Stated exercise.
Select the lines of the records containing the word "text" and list them.
###
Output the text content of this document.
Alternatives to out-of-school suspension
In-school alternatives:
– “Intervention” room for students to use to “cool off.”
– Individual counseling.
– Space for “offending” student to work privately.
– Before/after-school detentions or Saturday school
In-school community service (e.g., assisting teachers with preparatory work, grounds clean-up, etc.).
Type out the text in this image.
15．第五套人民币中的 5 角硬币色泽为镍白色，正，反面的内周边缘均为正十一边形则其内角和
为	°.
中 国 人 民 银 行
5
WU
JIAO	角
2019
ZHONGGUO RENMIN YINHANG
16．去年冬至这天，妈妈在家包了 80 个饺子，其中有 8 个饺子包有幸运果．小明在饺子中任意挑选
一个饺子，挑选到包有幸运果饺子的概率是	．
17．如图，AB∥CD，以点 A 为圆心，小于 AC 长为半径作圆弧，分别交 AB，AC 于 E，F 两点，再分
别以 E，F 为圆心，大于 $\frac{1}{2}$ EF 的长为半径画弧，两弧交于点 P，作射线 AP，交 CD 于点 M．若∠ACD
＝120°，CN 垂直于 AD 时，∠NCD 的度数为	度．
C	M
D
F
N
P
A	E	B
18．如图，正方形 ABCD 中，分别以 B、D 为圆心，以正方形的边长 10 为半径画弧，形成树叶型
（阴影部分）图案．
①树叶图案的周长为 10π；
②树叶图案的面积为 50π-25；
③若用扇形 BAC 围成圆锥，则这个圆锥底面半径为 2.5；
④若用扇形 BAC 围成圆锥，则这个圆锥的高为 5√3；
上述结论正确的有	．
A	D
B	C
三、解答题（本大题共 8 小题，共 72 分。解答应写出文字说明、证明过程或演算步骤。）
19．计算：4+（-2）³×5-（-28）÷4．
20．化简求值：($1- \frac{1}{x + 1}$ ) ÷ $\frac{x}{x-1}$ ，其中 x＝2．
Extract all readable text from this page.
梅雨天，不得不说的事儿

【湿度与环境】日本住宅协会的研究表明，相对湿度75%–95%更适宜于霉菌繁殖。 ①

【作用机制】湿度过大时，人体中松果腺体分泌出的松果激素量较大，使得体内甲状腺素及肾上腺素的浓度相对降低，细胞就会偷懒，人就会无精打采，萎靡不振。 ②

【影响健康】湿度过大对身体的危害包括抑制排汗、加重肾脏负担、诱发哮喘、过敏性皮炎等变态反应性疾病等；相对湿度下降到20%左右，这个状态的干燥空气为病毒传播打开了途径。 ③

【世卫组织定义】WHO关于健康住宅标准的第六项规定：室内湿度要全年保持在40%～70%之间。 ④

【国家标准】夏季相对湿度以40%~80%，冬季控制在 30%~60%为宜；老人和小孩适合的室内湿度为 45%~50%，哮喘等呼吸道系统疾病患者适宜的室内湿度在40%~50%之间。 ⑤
###
The output.
Output the text content of this document.
Type out the text in this image.
Extract all readable text from this page.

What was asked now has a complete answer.